■ Task directions: Your task is to output the data exactly as it stands.

■ Data extract:

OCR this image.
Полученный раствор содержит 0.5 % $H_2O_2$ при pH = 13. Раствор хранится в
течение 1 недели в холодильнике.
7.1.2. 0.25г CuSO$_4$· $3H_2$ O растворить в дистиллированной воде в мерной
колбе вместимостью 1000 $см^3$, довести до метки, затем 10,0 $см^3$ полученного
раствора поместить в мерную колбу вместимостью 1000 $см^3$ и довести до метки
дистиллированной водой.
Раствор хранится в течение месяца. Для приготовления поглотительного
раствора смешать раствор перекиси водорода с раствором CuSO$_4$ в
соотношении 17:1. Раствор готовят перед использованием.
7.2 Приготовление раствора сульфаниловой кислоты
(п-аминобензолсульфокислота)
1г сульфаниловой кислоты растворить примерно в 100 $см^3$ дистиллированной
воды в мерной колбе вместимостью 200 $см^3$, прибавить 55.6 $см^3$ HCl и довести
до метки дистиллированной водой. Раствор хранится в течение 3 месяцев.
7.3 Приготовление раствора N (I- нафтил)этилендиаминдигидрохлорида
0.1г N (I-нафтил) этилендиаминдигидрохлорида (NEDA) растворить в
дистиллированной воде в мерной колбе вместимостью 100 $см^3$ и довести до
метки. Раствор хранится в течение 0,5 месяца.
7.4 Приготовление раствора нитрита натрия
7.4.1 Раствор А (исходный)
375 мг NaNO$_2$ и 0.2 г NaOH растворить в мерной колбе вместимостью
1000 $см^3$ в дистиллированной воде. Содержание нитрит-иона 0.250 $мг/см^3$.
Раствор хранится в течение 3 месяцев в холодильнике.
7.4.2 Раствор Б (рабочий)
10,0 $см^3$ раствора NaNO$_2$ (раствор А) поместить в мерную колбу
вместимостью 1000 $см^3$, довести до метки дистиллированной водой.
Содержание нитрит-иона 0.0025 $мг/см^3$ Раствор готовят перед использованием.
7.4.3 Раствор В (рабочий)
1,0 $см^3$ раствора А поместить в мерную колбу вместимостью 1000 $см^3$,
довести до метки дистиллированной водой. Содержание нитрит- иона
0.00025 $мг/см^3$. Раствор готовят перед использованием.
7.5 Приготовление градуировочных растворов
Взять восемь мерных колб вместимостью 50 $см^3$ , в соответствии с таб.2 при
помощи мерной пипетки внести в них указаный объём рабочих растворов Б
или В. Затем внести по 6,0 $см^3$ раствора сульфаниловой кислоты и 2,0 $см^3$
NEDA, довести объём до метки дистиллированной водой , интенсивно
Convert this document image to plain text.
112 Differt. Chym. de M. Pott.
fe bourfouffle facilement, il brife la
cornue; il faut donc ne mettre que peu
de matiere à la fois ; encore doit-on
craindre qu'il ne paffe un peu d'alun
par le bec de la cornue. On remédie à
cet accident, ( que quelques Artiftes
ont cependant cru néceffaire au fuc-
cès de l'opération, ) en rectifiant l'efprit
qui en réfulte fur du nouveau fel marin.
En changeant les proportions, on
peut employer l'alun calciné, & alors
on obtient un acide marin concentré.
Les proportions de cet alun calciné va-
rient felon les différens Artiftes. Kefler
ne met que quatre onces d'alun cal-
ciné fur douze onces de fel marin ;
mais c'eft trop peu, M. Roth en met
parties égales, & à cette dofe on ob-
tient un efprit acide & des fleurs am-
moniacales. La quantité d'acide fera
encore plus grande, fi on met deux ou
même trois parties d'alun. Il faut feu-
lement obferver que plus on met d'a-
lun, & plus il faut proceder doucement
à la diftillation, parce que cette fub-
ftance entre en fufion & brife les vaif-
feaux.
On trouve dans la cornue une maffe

■ Final result:
OCR this image.
Полученный раствор содержит 0.5 % $H_2O_2$ при pH = 13. Раствор хранится в
течение 1 недели в холодильнике.
7.1.2. 0.25г CuSO$_4$· $3H_2$ O растворить в дистиллированной воде в мерной
колбе вместимостью 1000 $см^3$, довести до метки, затем 10,0 $см^3$ полученного
раствора поместить в мерную колбу вместимостью 1000 $см^3$ и довести до метки
дистиллированной водой.
Раствор хранится в течение месяца. Для приготовления поглотительного
раствора смешать раствор перекиси водорода с раствором CuSO$_4$ в
соотношении 17:1. Раствор готовят перед использованием.
7.2 Приготовление раствора сульфаниловой кислоты
(п-аминобензолсульфокислота)
1г сульфаниловой кислоты растворить примерно в 100 $см^3$ дистиллированной
воды в мерной колбе вместимостью 200 $см^3$, прибавить 55.6 $см^3$ HCl и довести
до метки дистиллированной водой. Раствор хранится в течение 3 месяцев.
7.3 Приготовление раствора N (I- нафтил)этилендиаминдигидрохлорида
0.1г N (I-нафтил) этилендиаминдигидрохлорида (NEDA) растворить в
дистиллированной воде в мерной колбе вместимостью 100 $см^3$ и довести до
метки. Раствор хранится в течение 0,5 месяца.
7.4 Приготовление раствора нитрита натрия
7.4.1 Раствор А (исходный)
375 мг NaNO$_2$ и 0.2 г NaOH растворить в мерной колбе вместимостью
1000 $см^3$ в дистиллированной воде. Содержание нитрит-иона 0.250 $мг/см^3$.
Раствор хранится в течение 3 месяцев в холодильнике.
7.4.2 Раствор Б (рабочий)
10,0 $см^3$ раствора NaNO$_2$ (раствор А) поместить в мерную колбу
вместимостью 1000 $см^3$, довести до метки дистиллированной водой.
Содержание нитрит-иона 0.0025 $мг/см^3$ Раствор готовят перед использованием.
7.4.3 Раствор В (рабочий)
1,0 $см^3$ раствора А поместить в мерную колбу вместимостью 1000 $см^3$,
довести до метки дистиллированной водой. Содержание нитрит- иона
0.00025 $мг/см^3$. Раствор готовят перед использованием.
7.5 Приготовление градуировочных растворов
Взять восемь мерных колб вместимостью 50 $см^3$ , в соответствии с таб.2 при
помощи мерной пипетки внести в них указаный объём рабочих растворов Б
или В. Затем внести по 6,0 $см^3$ раствора сульфаниловой кислоты и 2,0 $см^3$
NEDA, довести объём до метки дистиллированной водой , интенсивно
Convert this document image to plain text.
112 Differt. Chym. de M. Pott.
fe bourfouffle facilement, il brife la
cornue; il faut donc ne mettre que peu
de matiere à la fois ; encore doit-on
craindre qu'il ne paffe un peu d'alun
par le bec de la cornue. On remédie à
cet accident, ( que quelques Artiftes
ont cependant cru néceffaire au fuc-
cès de l'opération, ) en rectifiant l'efprit
qui en réfulte fur du nouveau fel marin.
En changeant les proportions, on
peut employer l'alun calciné, & alors
on obtient un acide marin concentré.
Les proportions de cet alun calciné va-
rient felon les différens Artiftes. Kefler
ne met que quatre onces d'alun cal-
ciné fur douze onces de fel marin ;
mais c'eft trop peu, M. Roth en met
parties égales, & à cette dofe on ob-
tient un efprit acide & des fleurs am-
moniacales. La quantité d'acide fera
encore plus grande, fi on met deux ou
même trois parties d'alun. Il faut feu-
lement obferver que plus on met d'a-
lun, & plus il faut proceder doucement
à la diftillation, parce que cette fub-
ftance entre en fufion & brife les vaif-
feaux.
On trouve dans la cornue une maffe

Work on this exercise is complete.